>> start Entries

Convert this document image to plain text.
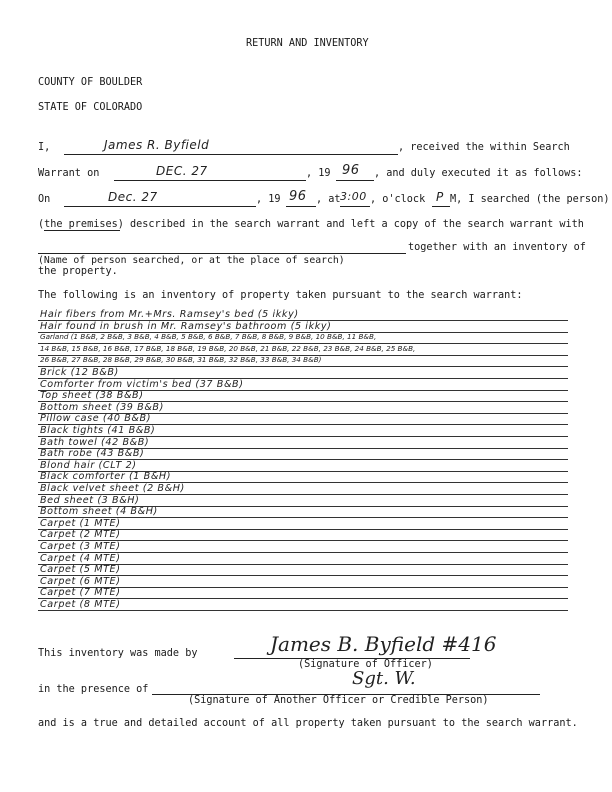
RETURN AND INVENTORY
COUNTY OF BOULDER
STATE OF COLORADO
I,	James R. Byfield	, received the within Search
Warrant on	DEC. 27	, 19 96 , and duly executed it as follows:
On	Dec. 27	, 19 96 , at 3:00 , o'clock P M, I searched (the person)
(the premises) described in the search warrant and left a copy of the search warrant with
together with an inventory of
(Name of person searched, or at the place of search)
the property.
The following is an inventory of property taken pursuant to the search warrant:
Hair fibers from Mr.+Mrs. Ramsey's bed (5 ikky)
Hair found in brush in Mr. Ramsey's bathroom (5 ikky)
Garland (1 B&B, 2 B&B, 3 B&B, 4 B&B, 5 B&B, 6 B&B, 7 B&B, 8 B&B, 9 B&B, 10 B&B, 11 B&B,
14 B&B, 15 B&B, 16 B&B, 17 B&B, 18 B&B, 19 B&B, 20 B&B, 21 B&B, 22 B&B, 23 B&B, 24 B&B, 25 B&B,
26 B&B, 27 B&B, 28 B&B, 29 B&B, 30 B&B, 31 B&B, 32 B&B, 33 B&B, 34 B&B)
Brick (12 B&B)
Comforter from victim's bed (37 B&B)
Top sheet (38 B&B)
Bottom sheet (39 B&B)
Pillow case (40 B&B)
Black tights (41 B&B)
Bath towel (42 B&B)
Bath robe (43 B&B)
Blond hair (CLT 2)
Black comforter (1 B&H)
Black velvet sheet (2 B&H)
Bed sheet (3 B&H)
Bottom sheet (4 B&H)
Carpet (1 MTE)
Carpet (2 MTE)
Carpet (3 MTE)
Carpet (4 MTE)
Carpet (5 MTE)
Carpet (6 MTE)
Carpet (7 MTE)
Carpet (8 MTE)
This inventory was made by	James B. Byfield #416
(Signature of Officer)
in the presence of
Sgt. W.
(Signature of Another Officer or Credible Person)
and is a true and detailed account of all property taken pursuant to the search warrant.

>> end Entries

Report back each line of the entries that holds the string "sheet".

Written response
Top sheet (38 B&B)
Bottom sheet (39 B&B)
Black velvet sheet (2 B&H)
Bed sheet (3 B&H)
Bottom sheet (4 B&H)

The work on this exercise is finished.